--- START Record extracts ---

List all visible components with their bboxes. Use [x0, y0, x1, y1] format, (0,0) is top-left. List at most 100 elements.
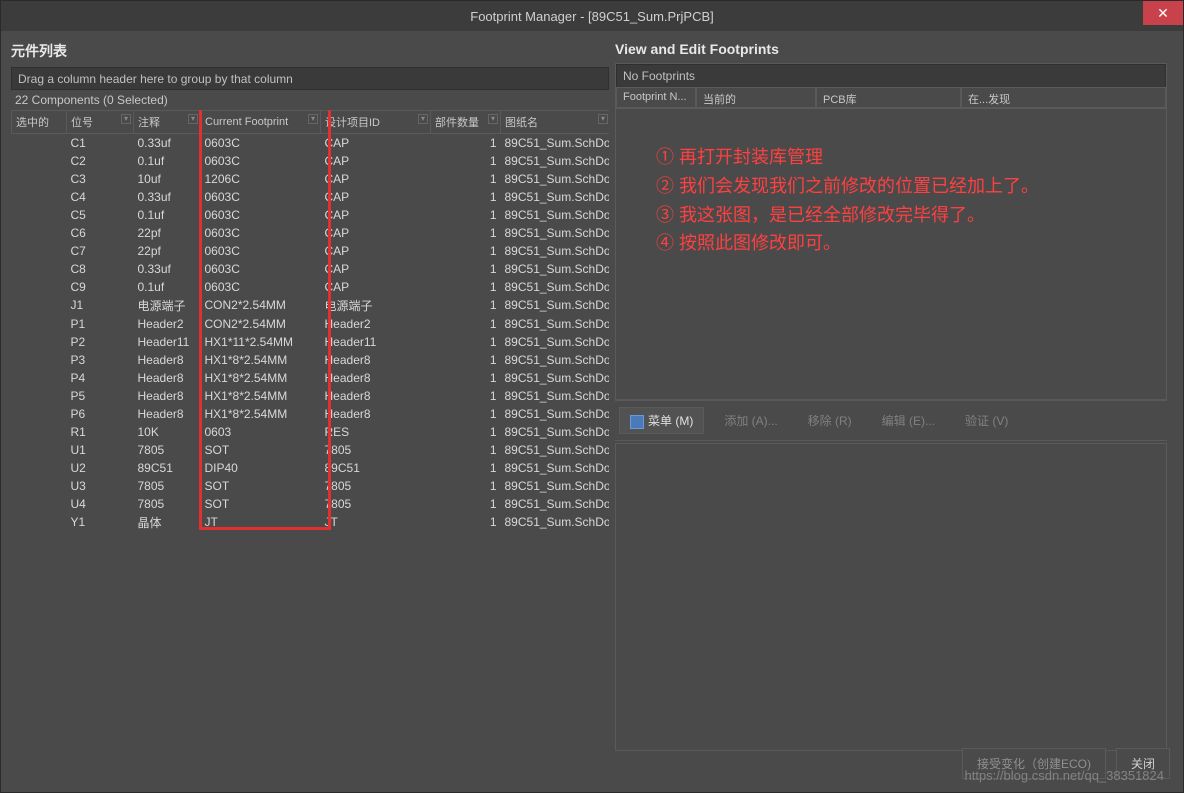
table-cell[interactable]	[12, 351, 67, 369]
validate-button[interactable]: 验证 (V)	[955, 408, 1018, 433]
table-cell[interactable]: C9	[67, 278, 134, 296]
table-cell[interactable]: 0603C	[201, 206, 321, 224]
table-row[interactable]: Y1晶体JTJT189C51_Sum.SchDoc	[12, 513, 610, 532]
table-cell[interactable]	[12, 278, 67, 296]
table-row[interactable]: C20.1uf0603CCAP189C51_Sum.SchDoc	[12, 152, 610, 170]
table-cell[interactable]: C3	[67, 170, 134, 188]
table-cell[interactable]: 0603C	[201, 278, 321, 296]
filter-icon[interactable]: ▾	[488, 114, 498, 124]
table-cell[interactable]: HX1*8*2.54MM	[201, 369, 321, 387]
close-dialog-button[interactable]: 关闭	[1116, 748, 1170, 779]
table-cell[interactable]: 89C51_Sum.SchDoc	[501, 495, 610, 513]
col-selected[interactable]: 选中的	[12, 111, 67, 134]
table-cell[interactable]: CAP	[321, 242, 431, 260]
table-row[interactable]: P5Header8HX1*8*2.54MMHeader8189C51_Sum.S…	[12, 387, 610, 405]
components-table[interactable]: 选中的 位号▾ 注释▾ Current Footprint▾ 设计项目ID▾ 部…	[11, 110, 609, 532]
table-cell[interactable]: 0.33uf	[134, 188, 201, 206]
table-cell[interactable]: 7805	[321, 441, 431, 459]
table-cell[interactable]: 1	[431, 224, 501, 242]
table-cell[interactable]: 89C51_Sum.SchDoc	[501, 387, 610, 405]
table-cell[interactable]: P4	[67, 369, 134, 387]
table-cell[interactable]: 1	[431, 369, 501, 387]
table-cell[interactable]: 1	[431, 459, 501, 477]
table-cell[interactable]: CAP	[321, 152, 431, 170]
table-cell[interactable]: Header8	[321, 369, 431, 387]
table-row[interactable]: C310uf1206CCAP189C51_Sum.SchDoc	[12, 170, 610, 188]
table-cell[interactable]: HX1*8*2.54MM	[201, 387, 321, 405]
fp-col-current[interactable]: 当前的	[696, 87, 816, 108]
table-cell[interactable]: 89C51_Sum.SchDoc	[501, 315, 610, 333]
table-cell[interactable]: 10K	[134, 423, 201, 441]
table-cell[interactable]: 0.1uf	[134, 206, 201, 224]
table-cell[interactable]: Header8	[134, 351, 201, 369]
table-cell[interactable]: 89C51_Sum.SchDoc	[501, 423, 610, 441]
table-cell[interactable]: SOT	[201, 495, 321, 513]
table-cell[interactable]: 7805	[134, 441, 201, 459]
col-sheet[interactable]: 图纸名▾	[501, 111, 610, 134]
table-row[interactable]: J1电源端子CON2*2.54MM电源端子189C51_Sum.SchDoc	[12, 296, 610, 315]
table-cell[interactable]: 晶体	[134, 513, 201, 532]
table-row[interactable]: P3Header8HX1*8*2.54MMHeader8189C51_Sum.S…	[12, 351, 610, 369]
table-row[interactable]: C622pf0603CCAP189C51_Sum.SchDoc	[12, 224, 610, 242]
table-cell[interactable]: 1	[431, 278, 501, 296]
table-cell[interactable]: 0603C	[201, 152, 321, 170]
col-comment[interactable]: 注释▾	[134, 111, 201, 134]
filter-icon[interactable]: ▾	[308, 114, 318, 124]
table-cell[interactable]: 1206C	[201, 170, 321, 188]
table-cell[interactable]: 89C51_Sum.SchDoc	[501, 296, 610, 315]
table-cell[interactable]: 1	[431, 296, 501, 315]
table-cell[interactable]: 1	[431, 441, 501, 459]
table-row[interactable]: C80.33uf0603CCAP189C51_Sum.SchDoc	[12, 260, 610, 278]
table-cell[interactable]	[12, 170, 67, 188]
table-cell[interactable]: CAP	[321, 224, 431, 242]
table-cell[interactable]: SOT	[201, 477, 321, 495]
table-cell[interactable]: 89C51_Sum.SchDoc	[501, 459, 610, 477]
table-cell[interactable]: P5	[67, 387, 134, 405]
table-cell[interactable]: 7805	[134, 495, 201, 513]
table-row[interactable]: P6Header8HX1*8*2.54MMHeader8189C51_Sum.S…	[12, 405, 610, 423]
table-cell[interactable]: Header8	[134, 387, 201, 405]
table-cell[interactable]: 电源端子	[321, 296, 431, 315]
table-cell[interactable]: P2	[67, 333, 134, 351]
table-cell[interactable]: 1	[431, 495, 501, 513]
table-cell[interactable]: 89C51_Sum.SchDoc	[501, 477, 610, 495]
table-cell[interactable]: P1	[67, 315, 134, 333]
table-cell[interactable]: U2	[67, 459, 134, 477]
table-cell[interactable]: JT	[321, 513, 431, 532]
table-cell[interactable]: 10uf	[134, 170, 201, 188]
table-cell[interactable]: Header2	[321, 315, 431, 333]
table-cell[interactable]: HX1*8*2.54MM	[201, 351, 321, 369]
table-row[interactable]: C10.33uf0603CCAP189C51_Sum.SchDoc	[12, 134, 610, 152]
table-row[interactable]: U47805SOT7805189C51_Sum.SchDoc	[12, 495, 610, 513]
table-cell[interactable]: 1	[431, 387, 501, 405]
table-cell[interactable]: 89C51_Sum.SchDoc	[501, 134, 610, 152]
table-cell[interactable]: U4	[67, 495, 134, 513]
table-cell[interactable]: 89C51_Sum.SchDoc	[501, 369, 610, 387]
table-cell[interactable]: 89C51_Sum.SchDoc	[501, 351, 610, 369]
table-cell[interactable]: 7805	[321, 495, 431, 513]
edit-button[interactable]: 编辑 (E)...	[872, 408, 945, 433]
table-cell[interactable]	[12, 387, 67, 405]
menu-button[interactable]: 菜单 (M)	[619, 407, 704, 434]
table-cell[interactable]: C4	[67, 188, 134, 206]
table-cell[interactable]: JT	[201, 513, 321, 532]
footprints-header-row[interactable]: Footprint N... 当前的 PCB库 在...发现	[616, 87, 1166, 109]
fp-col-pcblib[interactable]: PCB库	[816, 87, 961, 108]
table-cell[interactable]: 1	[431, 260, 501, 278]
table-cell[interactable]: Header11	[134, 333, 201, 351]
table-cell[interactable]: 1	[431, 423, 501, 441]
table-cell[interactable]: 0.33uf	[134, 260, 201, 278]
table-cell[interactable]: CAP	[321, 260, 431, 278]
table-cell[interactable]: CAP	[321, 170, 431, 188]
table-cell[interactable]: 7805	[321, 477, 431, 495]
table-cell[interactable]: 89C51	[321, 459, 431, 477]
table-row[interactable]: C50.1uf0603CCAP189C51_Sum.SchDoc	[12, 206, 610, 224]
table-cell[interactable]: 22pf	[134, 224, 201, 242]
table-row[interactable]: U17805SOT7805189C51_Sum.SchDoc	[12, 441, 610, 459]
table-cell[interactable]: DIP40	[201, 459, 321, 477]
table-cell[interactable]: 89C51_Sum.SchDoc	[501, 513, 610, 532]
col-footprint[interactable]: Current Footprint▾	[201, 111, 321, 134]
table-cell[interactable]	[12, 477, 67, 495]
table-cell[interactable]	[12, 495, 67, 513]
filter-icon[interactable]: ▾	[598, 114, 608, 124]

--- END Record extracts ---

▶ Work required:
Please rewrite every line of the records above as a numbered list, dropping any blank lines and leaving the pictures out.

▶ Complete response:
1. List all visible components with their bboxes. Use [x0, y0, x1, y1] format, (0,0) is top-left. List at most 100 elements.
2. table-cell[interactable]	[12, 351, 67, 369]
3. validate-button[interactable]: 验证 (V)	[955, 408, 1018, 433]
4. table-cell[interactable]: C9	[67, 278, 134, 296]
5. table-cell[interactable]: 0603C	[201, 206, 321, 224]
6. table-row[interactable]: Y1晶体JTJT189C51_Sum.SchDoc	[12, 513, 610, 532]
7. table-cell[interactable]	[12, 278, 67, 296]
8. table-row[interactable]: C20.1uf0603CCAP189C51_Sum.SchDoc	[12, 152, 610, 170]
9. table-cell[interactable]: C3	[67, 170, 134, 188]
10. table-cell[interactable]: 0603C	[201, 278, 321, 296]
11. filter-icon[interactable]: ▾	[488, 114, 498, 124]
12. table-cell[interactable]: HX1*8*2.54MM	[201, 369, 321, 387]
13. close-dialog-button[interactable]: 关闭	[1116, 748, 1170, 779]
14. table-cell[interactable]: 89C51_Sum.SchDoc	[501, 495, 610, 513]
15. col-selected[interactable]: 选中的	[12, 111, 67, 134]
16. table-cell[interactable]: CAP	[321, 242, 431, 260]
17. table-row[interactable]: P5Header8HX1*8*2.54MMHeader8189C51_Sum.S…	[12, 387, 610, 405]
18. components-table[interactable]: 选中的 位号▾ 注释▾ Current Footprint▾ 设计项目ID▾ 部…	[11, 110, 609, 532]
19. table-cell[interactable]: 0.33uf	[134, 188, 201, 206]
20. table-cell[interactable]: 7805	[321, 441, 431, 459]
21. table-cell[interactable]: 1	[431, 224, 501, 242]
22. table-cell[interactable]: 89C51_Sum.SchDoc	[501, 387, 610, 405]
23. table-cell[interactable]: P4	[67, 369, 134, 387]
24. table-cell[interactable]: 1	[431, 369, 501, 387]
25. table-cell[interactable]: 1	[431, 459, 501, 477]
26. table-cell[interactable]: CAP	[321, 152, 431, 170]
27. table-cell[interactable]: Header8	[321, 369, 431, 387]
28. table-row[interactable]: C310uf1206CCAP189C51_Sum.SchDoc	[12, 170, 610, 188]
29. table-cell[interactable]: HX1*8*2.54MM	[201, 387, 321, 405]
30. fp-col-current[interactable]: 当前的	[696, 87, 816, 108]
31. table-cell[interactable]: 89C51_Sum.SchDoc	[501, 315, 610, 333]
32. table-cell[interactable]: 10K	[134, 423, 201, 441]
33. table-cell[interactable]: 0.1uf	[134, 206, 201, 224]
34. table-cell[interactable]: Header8	[134, 351, 201, 369]
35. table-cell[interactable]: 89C51_Sum.SchDoc	[501, 423, 610, 441]
36. table-cell[interactable]: SOT	[201, 495, 321, 513]
37. table-cell[interactable]: 7805	[134, 441, 201, 459]
38. col-sheet[interactable]: 图纸名▾	[501, 111, 610, 134]
39. table-row[interactable]: J1电源端子CON2*2.54MM电源端子189C51_Sum.SchDoc	[12, 296, 610, 315]
40. table-cell[interactable]: 晶体	[134, 513, 201, 532]
41. table-row[interactable]: P3Header8HX1*8*2.54MMHeader8189C51_Sum.S…	[12, 351, 610, 369]
42. table-row[interactable]: C622pf0603CCAP189C51_Sum.SchDoc	[12, 224, 610, 242]
43. table-cell[interactable]: 1	[431, 278, 501, 296]
44. table-cell[interactable]: 0603C	[201, 152, 321, 170]
45. col-comment[interactable]: 注释▾	[134, 111, 201, 134]
46. filter-icon[interactable]: ▾	[308, 114, 318, 124]
47. table-cell[interactable]: 1206C	[201, 170, 321, 188]
48. table-cell[interactable]: 89C51_Sum.SchDoc	[501, 296, 610, 315]
49. table-cell[interactable]: 1	[431, 296, 501, 315]
50. table-cell[interactable]: 1	[431, 441, 501, 459]
51. table-row[interactable]: C80.33uf0603CCAP189C51_Sum.SchDoc	[12, 260, 610, 278]
52. table-cell[interactable]	[12, 170, 67, 188]
53. table-cell[interactable]: CAP	[321, 224, 431, 242]
54. table-cell[interactable]: SOT	[201, 477, 321, 495]
55. table-cell[interactable]: 89C51_Sum.SchDoc	[501, 459, 610, 477]
56. table-cell[interactable]: P5	[67, 387, 134, 405]
57. table-cell[interactable]: 7805	[134, 495, 201, 513]
58. table-row[interactable]: P6Header8HX1*8*2.54MMHeader8189C51_Sum.S…	[12, 405, 610, 423]
59. table-cell[interactable]: Header8	[134, 387, 201, 405]
60. table-cell[interactable]: 电源端子	[321, 296, 431, 315]
61. table-cell[interactable]: P2	[67, 333, 134, 351]
62. table-cell[interactable]: 1	[431, 495, 501, 513]
63. table-cell[interactable]: 89C51_Sum.SchDoc	[501, 477, 610, 495]
64. table-cell[interactable]: P1	[67, 315, 134, 333]
65. table-cell[interactable]: U2	[67, 459, 134, 477]
66. table-cell[interactable]: JT	[321, 513, 431, 532]
67. table-cell[interactable]: 10uf	[134, 170, 201, 188]
68. table-cell[interactable]: Header2	[321, 315, 431, 333]
69. table-cell[interactable]: HX1*8*2.54MM	[201, 351, 321, 369]
70. table-row[interactable]: C10.33uf0603CCAP189C51_Sum.SchDoc	[12, 134, 610, 152]
71. table-row[interactable]: U47805SOT7805189C51_Sum.SchDoc	[12, 495, 610, 513]
72. table-cell[interactable]: 1	[431, 387, 501, 405]
73. table-cell[interactable]: 89C51_Sum.SchDoc	[501, 134, 610, 152]
74. table-cell[interactable]: U4	[67, 495, 134, 513]
75. table-cell[interactable]: 89C51_Sum.SchDoc	[501, 369, 610, 387]
76. table-cell[interactable]: 89C51_Sum.SchDoc	[501, 351, 610, 369]
77. table-cell[interactable]: 7805	[321, 495, 431, 513]
78. edit-button[interactable]: 编辑 (E)...	[872, 408, 945, 433]
79. table-cell[interactable]	[12, 387, 67, 405]
80. menu-button[interactable]: 菜单 (M)	[619, 407, 704, 434]
81. table-cell[interactable]: C4	[67, 188, 134, 206]
82. table-cell[interactable]: JT	[201, 513, 321, 532]
83. footprints-header-row[interactable]: Footprint N... 当前的 PCB库 在...发现	[616, 87, 1166, 109]
84. fp-col-pcblib[interactable]: PCB库	[816, 87, 961, 108]
85. table-cell[interactable]: 1	[431, 260, 501, 278]
86. table-cell[interactable]: Header11	[134, 333, 201, 351]
87. table-cell[interactable]: 1	[431, 423, 501, 441]
88. table-cell[interactable]: 0.33uf	[134, 260, 201, 278]
89. table-cell[interactable]: CAP	[321, 260, 431, 278]
90. table-cell[interactable]: CAP	[321, 170, 431, 188]
91. table-cell[interactable]: 7805	[321, 477, 431, 495]
92. table-cell[interactable]: 89C51	[321, 459, 431, 477]
93. table-row[interactable]: C50.1uf0603CCAP189C51_Sum.SchDoc	[12, 206, 610, 224]
94. table-cell[interactable]: 22pf	[134, 224, 201, 242]
95. table-row[interactable]: U17805SOT7805189C51_Sum.SchDoc	[12, 441, 610, 459]
96. table-cell[interactable]: DIP40	[201, 459, 321, 477]
97. table-cell[interactable]: 89C51_Sum.SchDoc	[501, 513, 610, 532]
98. col-footprint[interactable]: Current Footprint▾	[201, 111, 321, 134]
99. table-cell[interactable]	[12, 477, 67, 495]
100. table-cell[interactable]	[12, 495, 67, 513]
101. filter-icon[interactable]: ▾	[598, 114, 608, 124]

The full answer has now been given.